WHAT THE EXERCISE ASKS:
Work through the entries below and report how many lines include "name". The number alone is the answer.

INFORMATION SHOWN:
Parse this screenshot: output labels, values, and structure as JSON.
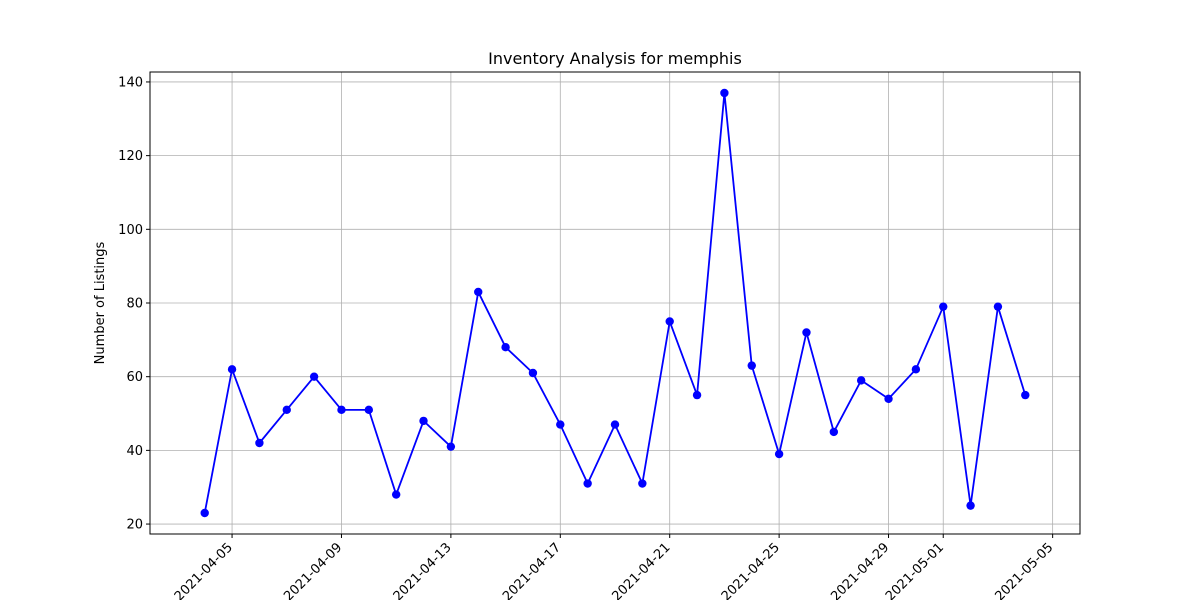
{
  "chart_data": {
    "type": "line",
    "title": "Inventory Analysis for memphis",
    "xlabel": "",
    "ylabel": "Number of Listings",
    "x": [
      "2021-04-04",
      "2021-04-05",
      "2021-04-06",
      "2021-04-07",
      "2021-04-08",
      "2021-04-09",
      "2021-04-10",
      "2021-04-11",
      "2021-04-12",
      "2021-04-13",
      "2021-04-14",
      "2021-04-15",
      "2021-04-16",
      "2021-04-17",
      "2021-04-18",
      "2021-04-19",
      "2021-04-20",
      "2021-04-21",
      "2021-04-22",
      "2021-04-23",
      "2021-04-24",
      "2021-04-25",
      "2021-04-26",
      "2021-04-27",
      "2021-04-28",
      "2021-04-29",
      "2021-04-30",
      "2021-05-01",
      "2021-05-02",
      "2021-05-03",
      "2021-05-04"
    ],
    "series": [
      {
        "values": [
          23,
          62,
          42,
          51,
          60,
          51,
          51,
          28,
          48,
          41,
          83,
          68,
          61,
          47,
          31,
          47,
          31,
          75,
          55,
          137,
          63,
          39,
          72,
          45,
          59,
          54,
          62,
          79,
          25,
          79,
          55
        ]
      }
    ],
    "xlim": [
      "2021-04-02",
      "2021-05-06"
    ],
    "ylim": [
      17.3,
      142.7
    ],
    "xticks": [
      "2021-04-05",
      "2021-04-09",
      "2021-04-13",
      "2021-04-17",
      "2021-04-21",
      "2021-04-25",
      "2021-04-29",
      "2021-05-01",
      "2021-05-05"
    ],
    "yticks": [
      20,
      40,
      60,
      80,
      100,
      120,
      140
    ],
    "grid": true,
    "line_color": "#0000ff",
    "marker": "circle"
  }
}
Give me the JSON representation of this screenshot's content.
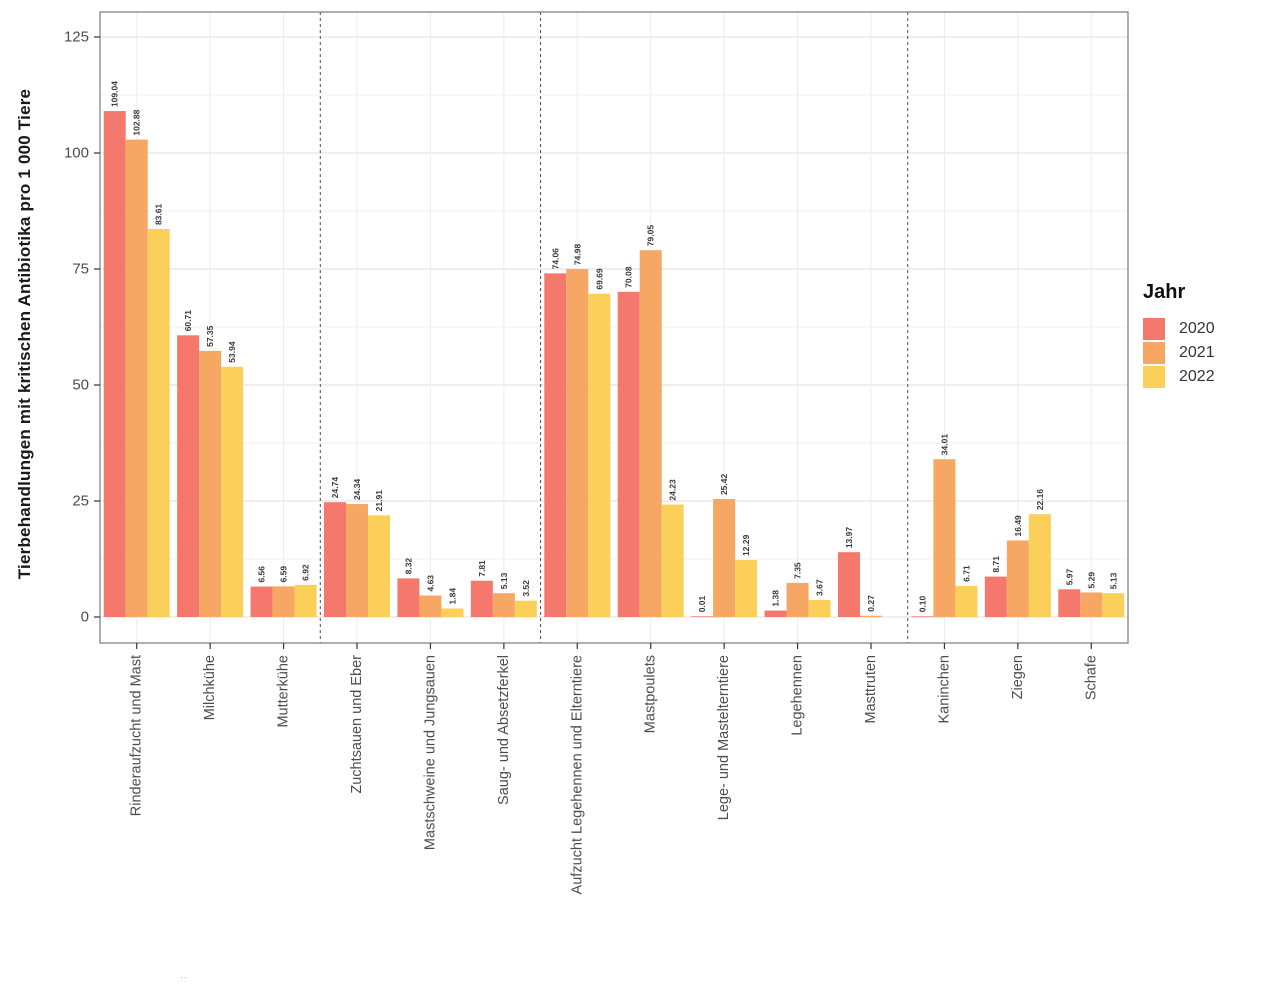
{
  "page": {
    "background": "#ffffff",
    "stray_mark": "··"
  },
  "chart_data": {
    "type": "bar",
    "title": "",
    "xlabel": "",
    "ylabel": "Tierbehandlungen mit kritischen Antibiotika pro 1 000 Tiere",
    "ylim": [
      0,
      125
    ],
    "yticks": [
      0,
      25,
      50,
      75,
      100,
      125
    ],
    "minor_grid_step": 12.5,
    "grid": "horizontal major+minor and vertical per-category, light gray on white",
    "legend": {
      "title": "Jahr",
      "position": "right",
      "entries": [
        {
          "label": "2020",
          "color": "#F4786C"
        },
        {
          "label": "2021",
          "color": "#F6A763"
        },
        {
          "label": "2022",
          "color": "#FAD05A"
        }
      ]
    },
    "categories": [
      "Rinderaufzucht und Mast",
      "Milchkühe",
      "Mutterkühe",
      "Zuchtsauen und Eber",
      "Mastschweine und Jungsauen",
      "Saug- und Absetzferkel",
      "Aufzucht Legehennen und Elterntiere",
      "Mastpoulets",
      "Lege- und Mastelterntiere",
      "Legehennen",
      "Masttruten",
      "Kaninchen",
      "Ziegen",
      "Schafe"
    ],
    "series": [
      {
        "name": "2020",
        "color": "#F4786C",
        "values": [
          109.04,
          60.71,
          6.56,
          24.74,
          8.32,
          7.81,
          74.06,
          70.08,
          0.01,
          1.38,
          13.97,
          0.1,
          8.71,
          5.97
        ]
      },
      {
        "name": "2021",
        "color": "#F6A763",
        "values": [
          102.88,
          57.35,
          6.59,
          24.34,
          4.63,
          5.13,
          74.98,
          79.05,
          25.42,
          7.35,
          0.27,
          34.01,
          16.49,
          5.29
        ]
      },
      {
        "name": "2022",
        "color": "#FAD05A",
        "values": [
          83.61,
          53.94,
          6.92,
          21.91,
          1.84,
          3.52,
          69.69,
          24.23,
          12.29,
          3.67,
          null,
          6.71,
          22.16,
          5.13
        ]
      }
    ],
    "bar_value_labels": "each bar is annotated with its value to 2 decimals, rotated 90°",
    "separators_after_category_index": [
      2,
      5,
      10
    ],
    "separator_style": "vertical dashed gray line spanning panel height"
  }
}
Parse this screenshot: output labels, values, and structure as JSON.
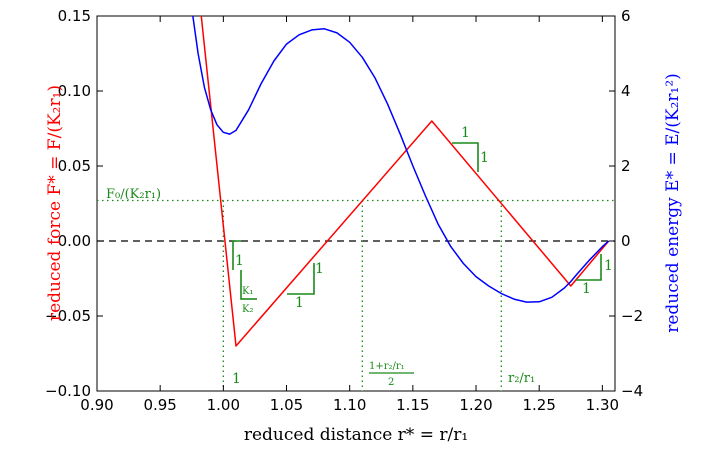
{
  "chart_data": {
    "type": "line",
    "xlabel": "reduced distance r* = r/r₁",
    "ylabel_left": "reduced force F* = F/(K₂r₁)",
    "ylabel_right": "reduced energy E* = E/(K₂r₁²)",
    "xlim": [
      0.9,
      1.31
    ],
    "ylim_left": [
      -0.1,
      0.15
    ],
    "ylim_right": [
      -4,
      6
    ],
    "x_ticks": [
      "0.90",
      "0.95",
      "1.00",
      "1.05",
      "1.10",
      "1.15",
      "1.20",
      "1.25",
      "1.30"
    ],
    "y_left_ticks": [
      "−0.10",
      "−0.05",
      "0.00",
      "0.05",
      "0.10",
      "0.15"
    ],
    "y_right_ticks": [
      "−4",
      "−2",
      "0",
      "2",
      "4",
      "6"
    ],
    "colors": {
      "force": "#ff0000",
      "energy": "#0000ff",
      "annotation": "#1a8a1a",
      "zero": "#000000"
    },
    "series": [
      {
        "axis": "left",
        "color": "#ff0000",
        "x": [
          0.98,
          1.01,
          1.165,
          1.275,
          1.305
        ],
        "y": [
          0.17,
          -0.07,
          0.08,
          -0.03,
          0.0
        ]
      },
      {
        "axis": "right",
        "color": "#0000ff",
        "x": [
          0.975,
          0.98,
          0.985,
          0.99,
          0.995,
          1.0,
          1.005,
          1.01,
          1.02,
          1.03,
          1.04,
          1.05,
          1.06,
          1.07,
          1.08,
          1.09,
          1.1,
          1.11,
          1.12,
          1.13,
          1.14,
          1.15,
          1.16,
          1.17,
          1.18,
          1.19,
          1.2,
          1.21,
          1.22,
          1.23,
          1.24,
          1.25,
          1.26,
          1.27,
          1.275,
          1.28,
          1.29,
          1.3,
          1.305
        ],
        "y": [
          6.2,
          5.0,
          4.1,
          3.5,
          3.1,
          2.9,
          2.85,
          2.95,
          3.5,
          4.2,
          4.8,
          5.25,
          5.5,
          5.63,
          5.66,
          5.55,
          5.3,
          4.9,
          4.35,
          3.65,
          2.85,
          2.0,
          1.2,
          0.45,
          -0.15,
          -0.6,
          -0.95,
          -1.2,
          -1.4,
          -1.55,
          -1.63,
          -1.62,
          -1.5,
          -1.25,
          -1.08,
          -0.88,
          -0.5,
          -0.15,
          0.0
        ]
      }
    ],
    "reference_lines": {
      "zero_force": 0.0,
      "F0_level": 0.027,
      "vertical_x": [
        1.0,
        1.11,
        1.22
      ]
    },
    "annotations": {
      "F0": "F₀/(K₂r₁)",
      "slope_one_bottom": "1",
      "midpoint_num": "1+r₂/r₁",
      "midpoint_den": "2",
      "r2_label": "r₂/r₁",
      "k_ratio_num": "K₁",
      "k_ratio_den": "K₂",
      "slope_labels": [
        "1",
        "1",
        "1",
        "1",
        "1",
        "1",
        "1"
      ]
    }
  }
}
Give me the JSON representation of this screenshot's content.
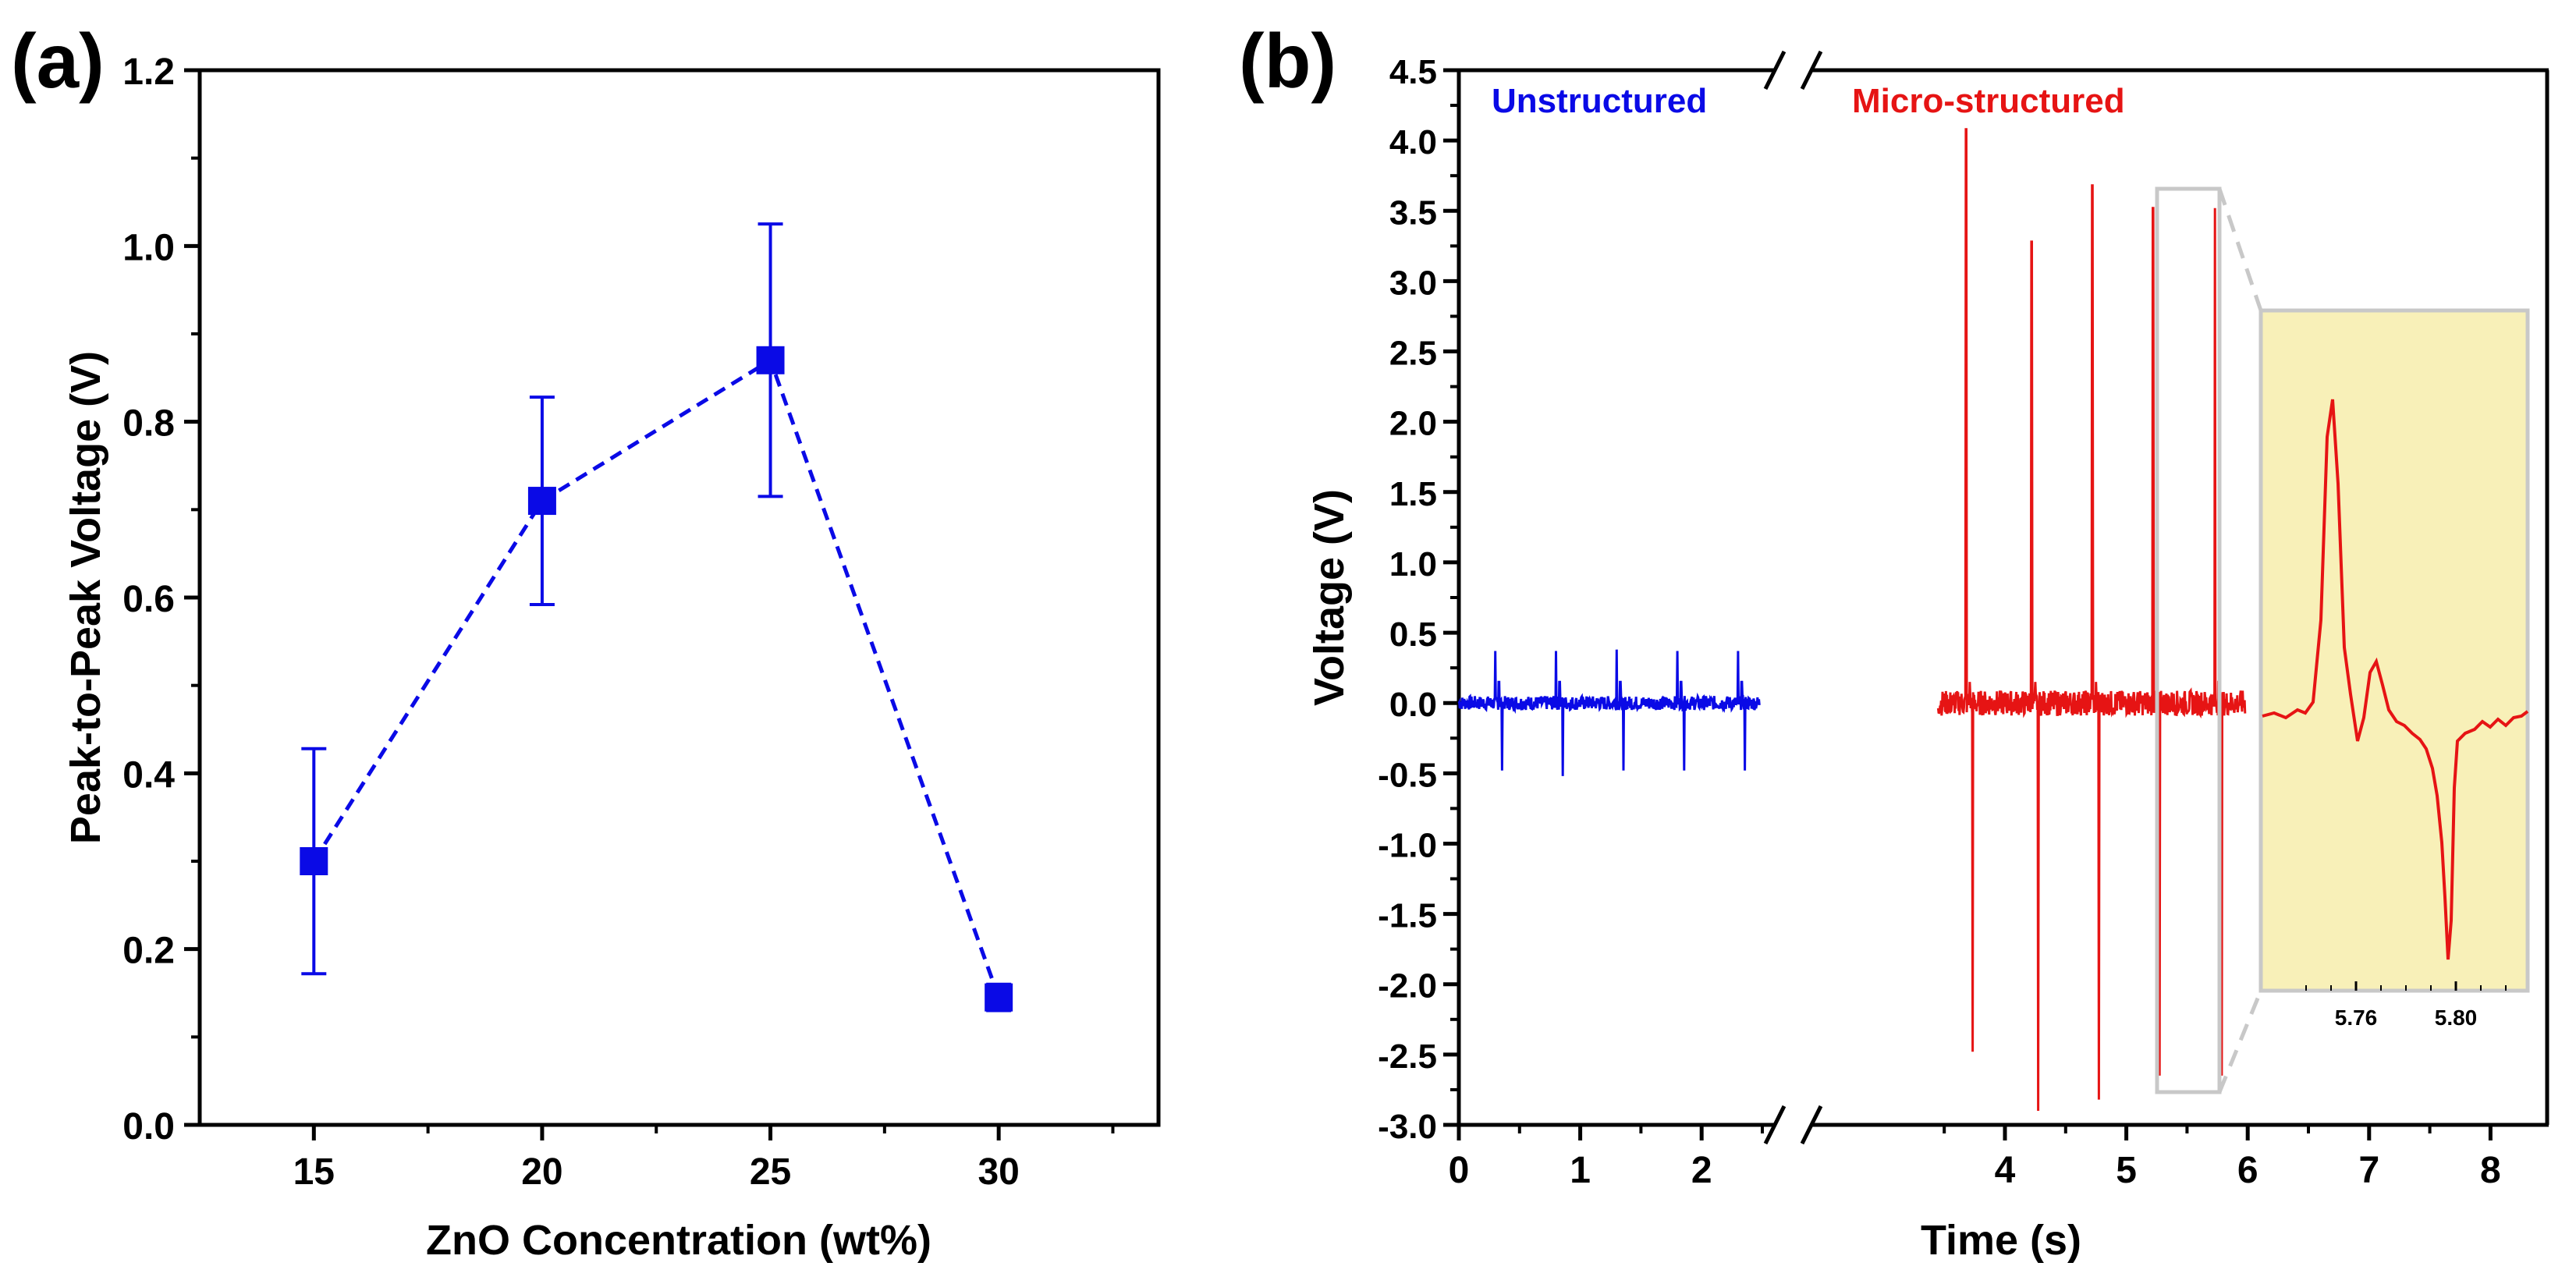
{
  "chart_data": [
    {
      "panel_label": "(a)",
      "type": "line",
      "title": "",
      "xlabel": "ZnO Concentration (wt%)",
      "ylabel": "Peak-to-Peak Voltage (V)",
      "xlim": [
        12.5,
        33.5
      ],
      "ylim": [
        0.0,
        1.2
      ],
      "x_ticks": [
        "15",
        "20",
        "25",
        "30"
      ],
      "y_ticks": [
        "0.0",
        "0.2",
        "0.4",
        "0.6",
        "0.8",
        "1.0",
        "1.2"
      ],
      "series": [
        {
          "name": "Peak-to-Peak Voltage",
          "color": "#0a0ae6",
          "line_style": "dashed",
          "marker": "square",
          "x": [
            15,
            20,
            25,
            30
          ],
          "values": [
            0.3,
            0.71,
            0.87,
            0.145
          ],
          "error": [
            0.128,
            0.118,
            0.155,
            0.015
          ]
        }
      ]
    },
    {
      "panel_label": "(b)",
      "type": "line",
      "title": "",
      "xlabel": "Time (s)",
      "ylabel": "Voltage (V)",
      "ylim": [
        -3.0,
        4.5
      ],
      "x_ticks": [
        "0",
        "1",
        "2",
        "4",
        "5",
        "6",
        "7",
        "8"
      ],
      "y_ticks": [
        "-3.0",
        "-2.5",
        "-2.0",
        "-1.5",
        "-1.0",
        "-0.5",
        "0.0",
        "0.5",
        "1.0",
        "1.5",
        "2.0",
        "2.5",
        "3.0",
        "3.5",
        "4.0",
        "4.5"
      ],
      "axis_break": "between 2 and 4 s",
      "series": [
        {
          "name": "Unstructured",
          "color": "#0a0ae6",
          "baseline": 0.0,
          "spikes": [
            {
              "t": 0.3,
              "max": 0.37,
              "min": -0.48
            },
            {
              "t": 0.8,
              "max": 0.37,
              "min": -0.52
            },
            {
              "t": 1.3,
              "max": 0.38,
              "min": -0.48
            },
            {
              "t": 1.8,
              "max": 0.37,
              "min": -0.48
            },
            {
              "t": 2.3,
              "max": 0.37,
              "min": -0.48
            }
          ]
        },
        {
          "name": "Micro-structured",
          "color": "#e61414",
          "baseline": 0.0,
          "spikes": [
            {
              "t": 3.68,
              "max": 4.08,
              "min": -2.48
            },
            {
              "t": 4.22,
              "max": 3.28,
              "min": -2.9
            },
            {
              "t": 4.72,
              "max": 3.68,
              "min": -2.82
            },
            {
              "t": 5.22,
              "max": 3.52,
              "min": -2.65
            },
            {
              "t": 5.73,
              "max": 3.52,
              "min": -2.65
            }
          ]
        }
      ],
      "legend": [
        "Unstructured",
        "Micro-structured"
      ],
      "inset": {
        "x_ticks": [
          "5.76",
          "5.80"
        ],
        "background": "#f8f0b8",
        "series_color": "#e61414"
      }
    }
  ]
}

WRITTEN RESPONSE:
6